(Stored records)
↓

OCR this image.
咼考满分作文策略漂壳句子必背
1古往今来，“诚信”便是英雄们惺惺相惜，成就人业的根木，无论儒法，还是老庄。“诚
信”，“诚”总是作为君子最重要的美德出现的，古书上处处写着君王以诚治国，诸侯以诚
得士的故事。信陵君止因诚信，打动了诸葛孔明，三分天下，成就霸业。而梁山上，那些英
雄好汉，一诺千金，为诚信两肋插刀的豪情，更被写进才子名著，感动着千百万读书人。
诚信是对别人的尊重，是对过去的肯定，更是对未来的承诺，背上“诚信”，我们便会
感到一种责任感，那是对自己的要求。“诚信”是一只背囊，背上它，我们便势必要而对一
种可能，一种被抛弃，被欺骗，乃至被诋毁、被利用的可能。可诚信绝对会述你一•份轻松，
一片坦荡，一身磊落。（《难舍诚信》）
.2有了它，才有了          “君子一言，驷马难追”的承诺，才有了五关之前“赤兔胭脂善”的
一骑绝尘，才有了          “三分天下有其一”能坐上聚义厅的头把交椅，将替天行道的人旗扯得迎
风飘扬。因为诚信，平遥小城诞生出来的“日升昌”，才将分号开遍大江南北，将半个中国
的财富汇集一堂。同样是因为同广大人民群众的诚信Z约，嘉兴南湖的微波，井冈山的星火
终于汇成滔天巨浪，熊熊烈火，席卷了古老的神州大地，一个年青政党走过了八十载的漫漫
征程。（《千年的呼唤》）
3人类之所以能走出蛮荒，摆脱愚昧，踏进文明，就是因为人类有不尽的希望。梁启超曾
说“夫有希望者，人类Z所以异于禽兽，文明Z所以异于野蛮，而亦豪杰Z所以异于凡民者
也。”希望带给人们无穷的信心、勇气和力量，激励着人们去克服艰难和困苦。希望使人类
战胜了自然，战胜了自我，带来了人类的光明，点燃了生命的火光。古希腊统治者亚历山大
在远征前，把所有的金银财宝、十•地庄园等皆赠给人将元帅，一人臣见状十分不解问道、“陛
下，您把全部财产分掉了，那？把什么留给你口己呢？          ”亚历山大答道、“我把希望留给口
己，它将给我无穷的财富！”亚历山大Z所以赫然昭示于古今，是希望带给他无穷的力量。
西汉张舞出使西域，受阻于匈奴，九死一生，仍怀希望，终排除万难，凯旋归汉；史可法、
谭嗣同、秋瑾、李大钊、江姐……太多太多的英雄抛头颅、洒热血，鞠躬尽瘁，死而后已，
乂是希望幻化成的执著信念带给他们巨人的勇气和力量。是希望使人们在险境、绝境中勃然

↑
↓

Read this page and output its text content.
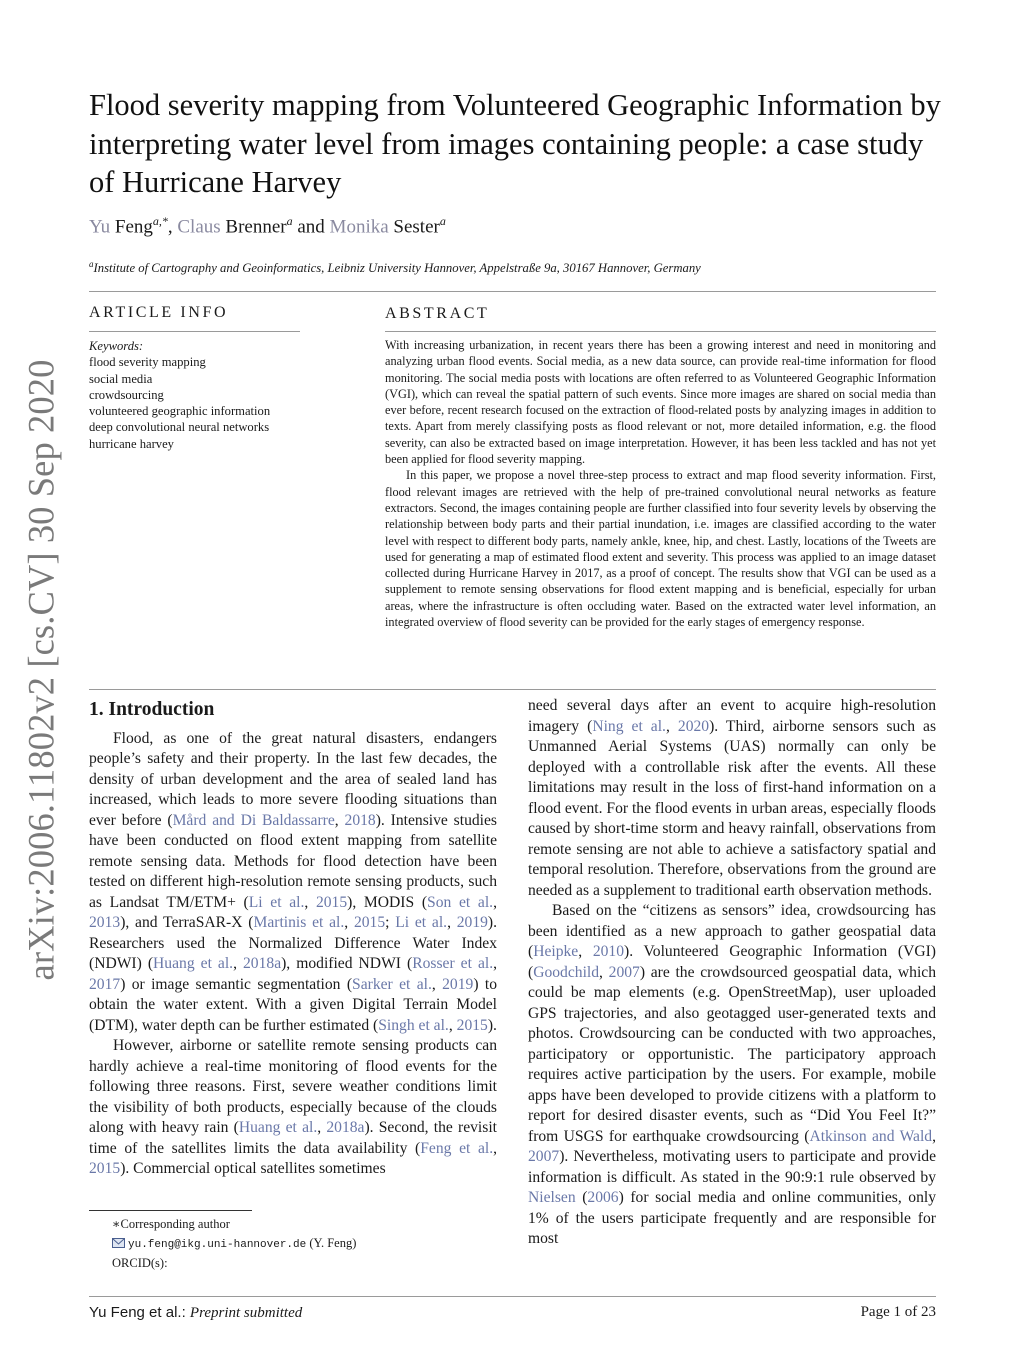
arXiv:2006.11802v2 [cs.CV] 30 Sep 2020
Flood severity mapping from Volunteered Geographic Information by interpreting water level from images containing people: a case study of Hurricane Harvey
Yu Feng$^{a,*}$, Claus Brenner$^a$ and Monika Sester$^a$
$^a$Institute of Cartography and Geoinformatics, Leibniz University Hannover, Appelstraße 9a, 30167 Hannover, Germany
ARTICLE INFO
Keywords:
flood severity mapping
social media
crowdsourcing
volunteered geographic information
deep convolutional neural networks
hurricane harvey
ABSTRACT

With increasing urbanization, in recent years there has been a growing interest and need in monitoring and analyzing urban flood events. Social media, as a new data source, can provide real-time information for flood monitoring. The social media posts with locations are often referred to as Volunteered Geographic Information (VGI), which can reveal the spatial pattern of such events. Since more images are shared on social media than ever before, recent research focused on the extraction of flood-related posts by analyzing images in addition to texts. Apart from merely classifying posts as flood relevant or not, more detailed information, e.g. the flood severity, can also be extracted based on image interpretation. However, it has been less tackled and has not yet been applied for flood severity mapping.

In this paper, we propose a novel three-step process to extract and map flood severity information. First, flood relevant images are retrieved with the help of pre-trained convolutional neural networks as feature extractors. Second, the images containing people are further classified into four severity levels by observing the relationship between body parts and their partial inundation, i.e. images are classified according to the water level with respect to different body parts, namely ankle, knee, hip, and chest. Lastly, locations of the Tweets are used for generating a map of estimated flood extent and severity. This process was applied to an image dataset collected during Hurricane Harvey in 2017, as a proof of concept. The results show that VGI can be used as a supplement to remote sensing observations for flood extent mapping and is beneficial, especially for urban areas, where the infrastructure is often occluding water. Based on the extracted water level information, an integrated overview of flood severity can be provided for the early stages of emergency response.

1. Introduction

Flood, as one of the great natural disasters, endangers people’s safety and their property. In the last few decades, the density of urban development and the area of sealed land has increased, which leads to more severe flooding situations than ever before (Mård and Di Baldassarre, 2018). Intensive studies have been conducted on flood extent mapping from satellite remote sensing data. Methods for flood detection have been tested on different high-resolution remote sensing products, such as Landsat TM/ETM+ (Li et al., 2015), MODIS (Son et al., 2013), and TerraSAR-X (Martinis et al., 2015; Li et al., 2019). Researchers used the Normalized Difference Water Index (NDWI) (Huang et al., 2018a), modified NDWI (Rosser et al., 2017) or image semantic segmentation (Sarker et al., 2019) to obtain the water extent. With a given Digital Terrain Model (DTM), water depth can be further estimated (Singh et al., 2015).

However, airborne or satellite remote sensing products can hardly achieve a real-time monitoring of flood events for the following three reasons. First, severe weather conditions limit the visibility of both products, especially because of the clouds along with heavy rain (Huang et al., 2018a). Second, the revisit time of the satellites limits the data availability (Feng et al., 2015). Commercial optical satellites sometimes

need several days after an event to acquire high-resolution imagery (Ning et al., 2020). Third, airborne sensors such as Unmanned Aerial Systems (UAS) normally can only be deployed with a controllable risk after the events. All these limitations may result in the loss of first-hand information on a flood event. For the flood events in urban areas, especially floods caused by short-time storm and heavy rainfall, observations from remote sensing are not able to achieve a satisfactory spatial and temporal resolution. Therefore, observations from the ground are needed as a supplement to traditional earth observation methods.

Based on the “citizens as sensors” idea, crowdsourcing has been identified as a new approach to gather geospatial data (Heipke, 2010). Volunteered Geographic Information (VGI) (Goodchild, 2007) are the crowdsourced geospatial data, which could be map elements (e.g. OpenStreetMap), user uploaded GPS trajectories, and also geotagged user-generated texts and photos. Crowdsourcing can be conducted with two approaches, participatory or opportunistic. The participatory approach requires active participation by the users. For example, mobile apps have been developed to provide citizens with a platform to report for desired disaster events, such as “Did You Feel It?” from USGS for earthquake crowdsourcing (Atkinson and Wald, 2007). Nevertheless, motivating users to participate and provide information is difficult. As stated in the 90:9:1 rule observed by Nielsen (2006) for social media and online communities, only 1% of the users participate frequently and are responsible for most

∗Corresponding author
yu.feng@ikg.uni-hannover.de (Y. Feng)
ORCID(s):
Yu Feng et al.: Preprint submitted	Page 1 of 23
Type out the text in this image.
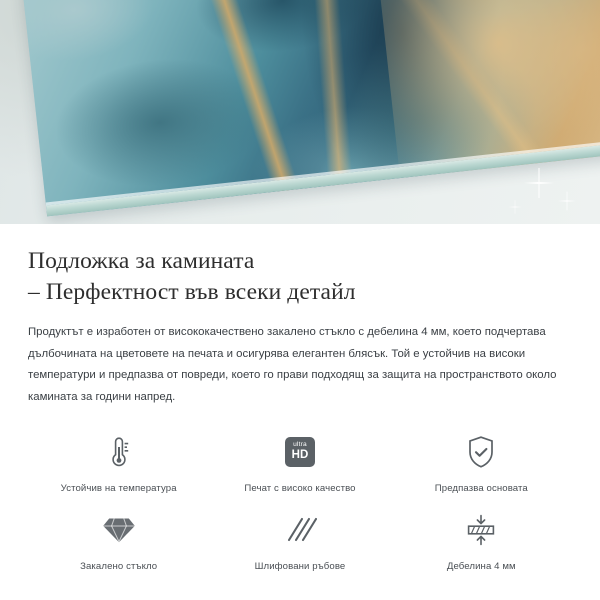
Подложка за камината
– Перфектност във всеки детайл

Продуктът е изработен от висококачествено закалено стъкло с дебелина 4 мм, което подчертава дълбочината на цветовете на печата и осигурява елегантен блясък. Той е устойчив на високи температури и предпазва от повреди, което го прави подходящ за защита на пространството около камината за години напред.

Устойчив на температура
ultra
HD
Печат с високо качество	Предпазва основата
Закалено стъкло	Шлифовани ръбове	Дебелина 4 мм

↑

For this exercise, gather every line of the data that contains the word "стъкло".

COMPLETED EXERCISE
Продуктът е изработен от висококачествено закалено стъкло с дебелина 4 мм, което подчертава дълбочината на цветовете на печата и осигурява елегантен блясък. Той е устойчив на високи температури и предпазва от повреди, което го прави подходящ за защита на пространството около камината за години напред.
Закалено стъкло	Шлифовани ръбове	Дебелина 4 мм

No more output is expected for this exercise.